=== Figure content listings ===
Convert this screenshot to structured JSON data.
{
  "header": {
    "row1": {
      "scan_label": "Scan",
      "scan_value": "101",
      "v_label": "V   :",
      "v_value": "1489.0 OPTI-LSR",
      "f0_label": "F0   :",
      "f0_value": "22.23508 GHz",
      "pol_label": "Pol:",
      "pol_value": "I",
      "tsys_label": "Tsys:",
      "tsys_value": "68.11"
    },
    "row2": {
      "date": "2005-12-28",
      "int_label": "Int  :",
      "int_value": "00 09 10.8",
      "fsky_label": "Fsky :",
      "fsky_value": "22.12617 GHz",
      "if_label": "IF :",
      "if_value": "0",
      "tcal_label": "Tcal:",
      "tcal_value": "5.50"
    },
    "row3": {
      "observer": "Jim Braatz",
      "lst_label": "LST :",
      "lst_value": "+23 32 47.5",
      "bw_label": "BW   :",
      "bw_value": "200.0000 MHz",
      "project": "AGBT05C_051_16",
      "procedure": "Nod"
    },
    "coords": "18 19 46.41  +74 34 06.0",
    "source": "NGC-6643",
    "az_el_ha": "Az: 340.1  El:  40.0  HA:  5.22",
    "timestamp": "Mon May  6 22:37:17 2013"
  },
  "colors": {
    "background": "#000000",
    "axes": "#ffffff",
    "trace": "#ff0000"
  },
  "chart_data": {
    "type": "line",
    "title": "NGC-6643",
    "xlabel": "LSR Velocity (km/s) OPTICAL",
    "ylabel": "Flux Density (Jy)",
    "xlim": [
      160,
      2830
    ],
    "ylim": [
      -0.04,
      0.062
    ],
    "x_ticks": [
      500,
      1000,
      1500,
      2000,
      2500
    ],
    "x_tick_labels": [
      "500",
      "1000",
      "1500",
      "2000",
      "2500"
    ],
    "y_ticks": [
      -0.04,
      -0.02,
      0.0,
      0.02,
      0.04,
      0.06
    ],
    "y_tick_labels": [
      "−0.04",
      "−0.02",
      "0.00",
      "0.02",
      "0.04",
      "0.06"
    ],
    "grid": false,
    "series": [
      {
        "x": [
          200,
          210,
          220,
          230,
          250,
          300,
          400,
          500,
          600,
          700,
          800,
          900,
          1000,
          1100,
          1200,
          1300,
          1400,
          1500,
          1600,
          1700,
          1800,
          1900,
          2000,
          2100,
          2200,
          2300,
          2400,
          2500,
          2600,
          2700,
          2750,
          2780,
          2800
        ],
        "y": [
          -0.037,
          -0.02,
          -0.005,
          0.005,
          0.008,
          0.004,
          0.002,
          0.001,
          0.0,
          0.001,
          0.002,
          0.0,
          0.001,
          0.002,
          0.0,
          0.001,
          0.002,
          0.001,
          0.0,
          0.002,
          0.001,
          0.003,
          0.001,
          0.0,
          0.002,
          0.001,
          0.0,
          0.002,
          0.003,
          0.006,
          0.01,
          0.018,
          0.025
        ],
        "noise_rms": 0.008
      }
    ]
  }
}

=== What you need to do ===
Take the material above and return all of it exactly.

=== Correct result ===
Convert this screenshot to structured JSON data.
{
  "header": {
    "row1": {
      "scan_label": "Scan",
      "scan_value": "101",
      "v_label": "V   :",
      "v_value": "1489.0 OPTI-LSR",
      "f0_label": "F0   :",
      "f0_value": "22.23508 GHz",
      "pol_label": "Pol:",
      "pol_value": "I",
      "tsys_label": "Tsys:",
      "tsys_value": "68.11"
    },
    "row2": {
      "date": "2005-12-28",
      "int_label": "Int  :",
      "int_value": "00 09 10.8",
      "fsky_label": "Fsky :",
      "fsky_value": "22.12617 GHz",
      "if_label": "IF :",
      "if_value": "0",
      "tcal_label": "Tcal:",
      "tcal_value": "5.50"
    },
    "row3": {
      "observer": "Jim Braatz",
      "lst_label": "LST :",
      "lst_value": "+23 32 47.5",
      "bw_label": "BW   :",
      "bw_value": "200.0000 MHz",
      "project": "AGBT05C_051_16",
      "procedure": "Nod"
    },
    "coords": "18 19 46.41  +74 34 06.0",
    "source": "NGC-6643",
    "az_el_ha": "Az: 340.1  El:  40.0  HA:  5.22",
    "timestamp": "Mon May  6 22:37:17 2013"
  },
  "colors": {
    "background": "#000000",
    "axes": "#ffffff",
    "trace": "#ff0000"
  },
  "chart_data": {
    "type": "line",
    "title": "NGC-6643",
    "xlabel": "LSR Velocity (km/s) OPTICAL",
    "ylabel": "Flux Density (Jy)",
    "xlim": [
      160,
      2830
    ],
    "ylim": [
      -0.04,
      0.062
    ],
    "x_ticks": [
      500,
      1000,
      1500,
      2000,
      2500
    ],
    "x_tick_labels": [
      "500",
      "1000",
      "1500",
      "2000",
      "2500"
    ],
    "y_ticks": [
      -0.04,
      -0.02,
      0.0,
      0.02,
      0.04,
      0.06
    ],
    "y_tick_labels": [
      "−0.04",
      "−0.02",
      "0.00",
      "0.02",
      "0.04",
      "0.06"
    ],
    "grid": false,
    "series": [
      {
        "x": [
          200,
          210,
          220,
          230,
          250,
          300,
          400,
          500,
          600,
          700,
          800,
          900,
          1000,
          1100,
          1200,
          1300,
          1400,
          1500,
          1600,
          1700,
          1800,
          1900,
          2000,
          2100,
          2200,
          2300,
          2400,
          2500,
          2600,
          2700,
          2750,
          2780,
          2800
        ],
        "y": [
          -0.037,
          -0.02,
          -0.005,
          0.005,
          0.008,
          0.004,
          0.002,
          0.001,
          0.0,
          0.001,
          0.002,
          0.0,
          0.001,
          0.002,
          0.0,
          0.001,
          0.002,
          0.001,
          0.0,
          0.002,
          0.001,
          0.003,
          0.001,
          0.0,
          0.002,
          0.001,
          0.0,
          0.002,
          0.003,
          0.006,
          0.01,
          0.018,
          0.025
        ],
        "noise_rms": 0.008
      }
    ]
  }
}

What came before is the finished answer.